_Task requirements_: All lines below must be repeated exactly, with the pictures omitted.

_Stored rows_:
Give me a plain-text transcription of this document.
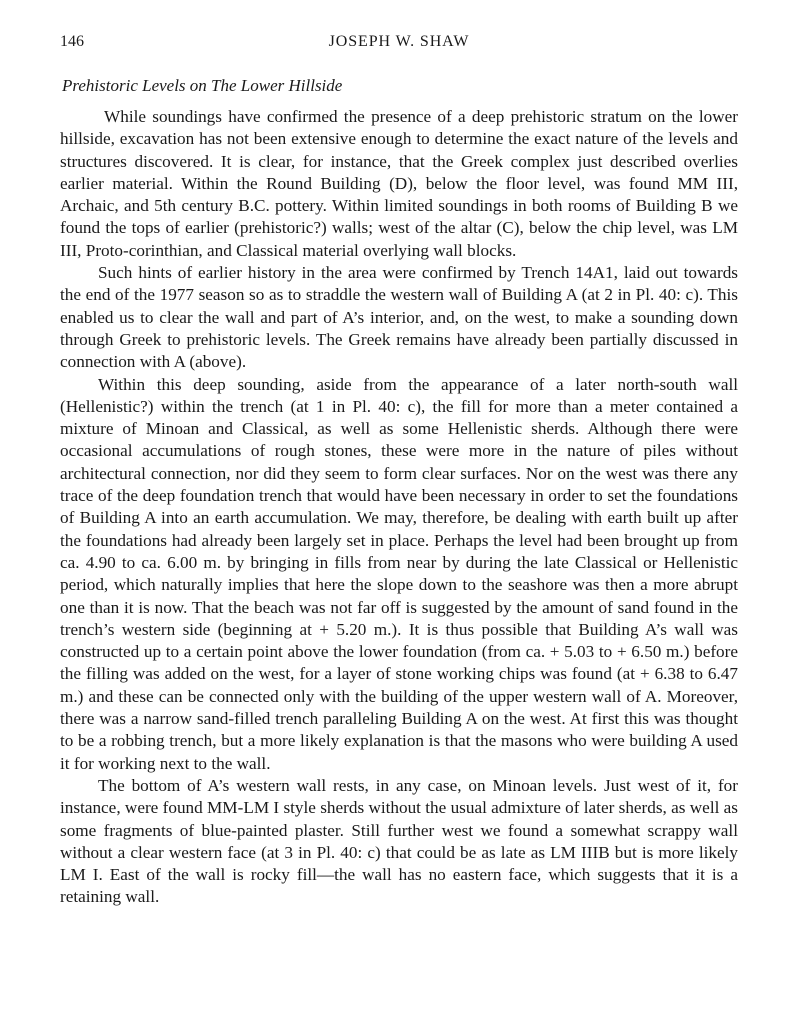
146	JOSEPH W. SHAW
Prehistoric Levels on The Lower Hillside

While soundings have confirmed the presence of a deep prehistoric stratum on the lower hillside, excavation has not been extensive enough to determine the exact nature of the levels and structures discovered. It is clear, for instance, that the Greek complex just described overlies earlier material. Within the Round Building (D), below the floor level, was found MM III, Archaic, and 5th century B.C. pottery. Within limited soundings in both rooms of Building B we found the tops of earlier (prehistoric?) walls; west of the altar (C), below the chip level, was LM III, Proto-corinthian, and Classical material overlying wall blocks.

Such hints of earlier history in the area were confirmed by Trench 14A1, laid out towards the end of the 1977 season so as to straddle the western wall of Building A (at 2 in Pl. 40: c). This enabled us to clear the wall and part of A’s interior, and, on the west, to make a sounding down through Greek to prehistoric levels. The Greek remains have already been partially discussed in connection with A (above).

Within this deep sounding, aside from the appearance of a later north-south wall (Hellenistic?) within the trench (at 1 in Pl. 40: c), the fill for more than a meter contained a mixture of Minoan and Classical, as well as some Hellenistic sherds. Although there were occasional accumulations of rough stones, these were more in the nature of piles without architectural connection, nor did they seem to form clear surfaces. Nor on the west was there any trace of the deep foundation trench that would have been necessary in order to set the foundations of Building A into an earth accumulation. We may, therefore, be dealing with earth built up after the foundations had already been largely set in place. Perhaps the level had been brought up from ca. 4.90 to ca. 6.00 m. by bringing in fills from near by during the late Classical or Hellenistic period, which naturally implies that here the slope down to the seashore was then a more abrupt one than it is now. That the beach was not far off is suggested by the amount of sand found in the trench’s western side (beginning at + 5.20 m.). It is thus possible that Building A’s wall was constructed up to a certain point above the lower foundation (from ca. + 5.03 to + 6.50 m.) before the filling was added on the west, for a layer of stone working chips was found (at + 6.38 to 6.47 m.) and these can be connected only with the building of the upper western wall of A. Moreover, there was a narrow sand-filled trench paralleling Building A on the west. At first this was thought to be a robbing trench, but a more likely explanation is that the masons who were building A used it for working next to the wall.

The bottom of A’s western wall rests, in any case, on Minoan levels. Just west of it, for instance, were found MM-LM I style sherds without the usual admixture of later sherds, as well as some fragments of blue-painted plaster. Still further west we found a somewhat scrappy wall without a clear western face (at 3 in Pl. 40: c) that could be as late as LM IIIB but is more likely LM I. East of the wall is rocky fill—the wall has no eastern face, which suggests that it is a retaining wall.
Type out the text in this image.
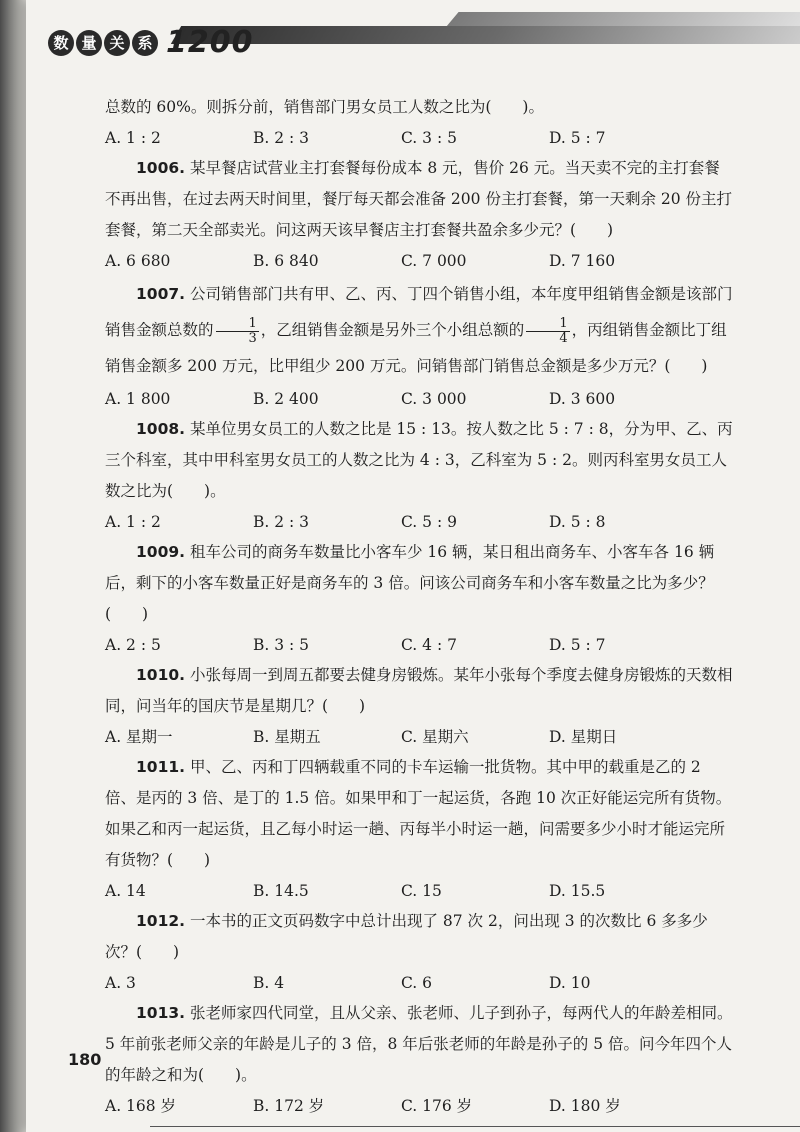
数 量 关 系 1200

总数的 60%。则拆分前，销售部门男女员工人数之比为(　　)。

A. 1 : 2	B. 2 : 3	C. 3 : 5	D. 5 : 7

1006. 某早餐店试营业主打套餐每份成本 8 元，售价 26 元。当天卖不完的主打套餐不再出售，在过去两天时间里，餐厅每天都会准备 200 份主打套餐，第一天剩余 20 份主打套餐，第二天全部卖光。问这两天该早餐店主打套餐共盈余多少元？(　　)

A. 6 680	B. 6 840	C. 7 000	D. 7 160

1007. 公司销售部门共有甲、乙、丙、丁四个销售小组，本年度甲组销售金额是该部门销售金额总数的 $\frac{1}{3}$ ，乙组销售金额是另外三个小组总额的 $\frac{1}{4}$ ，丙组销售金额比丁组销售金额多 200 万元，比甲组少 200 万元。问销售部门销售总金额是多少万元？(　　)

A. 1 800	B. 2 400	C. 3 000	D. 3 600

1008. 某单位男女员工的人数之比是 15 : 13。按人数之比 5 : 7 : 8，分为甲、乙、丙三个科室，其中甲科室男女员工的人数之比为 4 : 3，乙科室为 5 : 2。则丙科室男女员工人数之比为(　　)。

A. 1 : 2	B. 2 : 3	C. 5 : 9	D. 5 : 8

1009. 租车公司的商务车数量比小客车少 16 辆，某日租出商务车、小客车各 16 辆后，剩下的小客车数量正好是商务车的 3 倍。问该公司商务车和小客车数量之比为多少？(　　)

A. 2 : 5	B. 3 : 5	C. 4 : 7	D. 5 : 7

1010. 小张每周一到周五都要去健身房锻炼。某年小张每个季度去健身房锻炼的天数相同，问当年的国庆节是星期几？(　　)

A. 星期一	B. 星期五	C. 星期六	D. 星期日

1011. 甲、乙、丙和丁四辆载重不同的卡车运输一批货物。其中甲的载重是乙的 2 倍、是丙的 3 倍、是丁的 1.5 倍。如果甲和丁一起运货，各跑 10 次正好能运完所有货物。如果乙和丙一起运货，且乙每小时运一趟、丙每半小时运一趟，问需要多少小时才能运完所有货物？(　　)

A. 14	B. 14.5	C. 15	D. 15.5

1012. 一本书的正文页码数字中总计出现了 87 次 2，问出现 3 的次数比 6 多多少次？(　　)

A. 3	B. 4	C. 6	D. 10

1013. 张老师家四代同堂，且从父亲、张老师、儿子到孙子，每两代人的年龄差相同。5 年前张老师父亲的年龄是儿子的 3 倍，8 年后张老师的年龄是孙子的 5 倍。问今年四个人的年龄之和为(　　)。

A. 168 岁	B. 172 岁	C. 176 岁	D. 180 岁
180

_Worked answer_:
Give me a plain-text transcription of this document.
146	JOSEPH W. SHAW
Prehistoric Levels on The Lower Hillside

While soundings have confirmed the presence of a deep prehistoric stratum on the lower hillside, excavation has not been extensive enough to determine the exact nature of the levels and structures discovered. It is clear, for instance, that the Greek complex just described overlies earlier material. Within the Round Building (D), below the floor level, was found MM III, Archaic, and 5th century B.C. pottery. Within limited soundings in both rooms of Building B we found the tops of earlier (prehistoric?) walls; west of the altar (C), below the chip level, was LM III, Proto-corinthian, and Classical material overlying wall blocks.

Such hints of earlier history in the area were confirmed by Trench 14A1, laid out towards the end of the 1977 season so as to straddle the western wall of Building A (at 2 in Pl. 40: c). This enabled us to clear the wall and part of A’s interior, and, on the west, to make a sounding down through Greek to prehistoric levels. The Greek remains have already been partially discussed in connection with A (above).

Within this deep sounding, aside from the appearance of a later north-south wall (Hellenistic?) within the trench (at 1 in Pl. 40: c), the fill for more than a meter contained a mixture of Minoan and Classical, as well as some Hellenistic sherds. Although there were occasional accumulations of rough stones, these were more in the nature of piles without architectural connection, nor did they seem to form clear surfaces. Nor on the west was there any trace of the deep foundation trench that would have been necessary in order to set the foundations of Building A into an earth accumulation. We may, therefore, be dealing with earth built up after the foundations had already been largely set in place. Perhaps the level had been brought up from ca. 4.90 to ca. 6.00 m. by bringing in fills from near by during the late Classical or Hellenistic period, which naturally implies that here the slope down to the seashore was then a more abrupt one than it is now. That the beach was not far off is suggested by the amount of sand found in the trench’s western side (beginning at + 5.20 m.). It is thus possible that Building A’s wall was constructed up to a certain point above the lower foundation (from ca. + 5.03 to + 6.50 m.) before the filling was added on the west, for a layer of stone working chips was found (at + 6.38 to 6.47 m.) and these can be connected only with the building of the upper western wall of A. Moreover, there was a narrow sand-filled trench paralleling Building A on the west. At first this was thought to be a robbing trench, but a more likely explanation is that the masons who were building A used it for working next to the wall.

The bottom of A’s western wall rests, in any case, on Minoan levels. Just west of it, for instance, were found MM-LM I style sherds without the usual admixture of later sherds, as well as some fragments of blue-painted plaster. Still further west we found a somewhat scrappy wall without a clear western face (at 3 in Pl. 40: c) that could be as late as LM IIIB but is more likely LM I. East of the wall is rocky fill—the wall has no eastern face, which suggests that it is a retaining wall.
Type out the text in this image.
数 量 关 系 1200

总数的 60%。则拆分前，销售部门男女员工人数之比为(　　)。

A. 1 : 2	B. 2 : 3	C. 3 : 5	D. 5 : 7

1006. 某早餐店试营业主打套餐每份成本 8 元，售价 26 元。当天卖不完的主打套餐不再出售，在过去两天时间里，餐厅每天都会准备 200 份主打套餐，第一天剩余 20 份主打套餐，第二天全部卖光。问这两天该早餐店主打套餐共盈余多少元？(　　)

A. 6 680	B. 6 840	C. 7 000	D. 7 160

1007. 公司销售部门共有甲、乙、丙、丁四个销售小组，本年度甲组销售金额是该部门销售金额总数的 $\frac{1}{3}$ ，乙组销售金额是另外三个小组总额的 $\frac{1}{4}$ ，丙组销售金额比丁组销售金额多 200 万元，比甲组少 200 万元。问销售部门销售总金额是多少万元？(　　)

A. 1 800	B. 2 400	C. 3 000	D. 3 600

1008. 某单位男女员工的人数之比是 15 : 13。按人数之比 5 : 7 : 8，分为甲、乙、丙三个科室，其中甲科室男女员工的人数之比为 4 : 3，乙科室为 5 : 2。则丙科室男女员工人数之比为(　　)。

A. 1 : 2	B. 2 : 3	C. 5 : 9	D. 5 : 8

1009. 租车公司的商务车数量比小客车少 16 辆，某日租出商务车、小客车各 16 辆后，剩下的小客车数量正好是商务车的 3 倍。问该公司商务车和小客车数量之比为多少？(　　)

A. 2 : 5	B. 3 : 5	C. 4 : 7	D. 5 : 7

1010. 小张每周一到周五都要去健身房锻炼。某年小张每个季度去健身房锻炼的天数相同，问当年的国庆节是星期几？(　　)

A. 星期一	B. 星期五	C. 星期六	D. 星期日

1011. 甲、乙、丙和丁四辆载重不同的卡车运输一批货物。其中甲的载重是乙的 2 倍、是丙的 3 倍、是丁的 1.5 倍。如果甲和丁一起运货，各跑 10 次正好能运完所有货物。如果乙和丙一起运货，且乙每小时运一趟、丙每半小时运一趟，问需要多少小时才能运完所有货物？(　　)

A. 14	B. 14.5	C. 15	D. 15.5

1012. 一本书的正文页码数字中总计出现了 87 次 2，问出现 3 的次数比 6 多多少次？(　　)

A. 3	B. 4	C. 6	D. 10

1013. 张老师家四代同堂，且从父亲、张老师、儿子到孙子，每两代人的年龄差相同。5 年前张老师父亲的年龄是儿子的 3 倍，8 年后张老师的年龄是孙子的 5 倍。问今年四个人的年龄之和为(　　)。

A. 168 岁	B. 172 岁	C. 176 岁	D. 180 岁
180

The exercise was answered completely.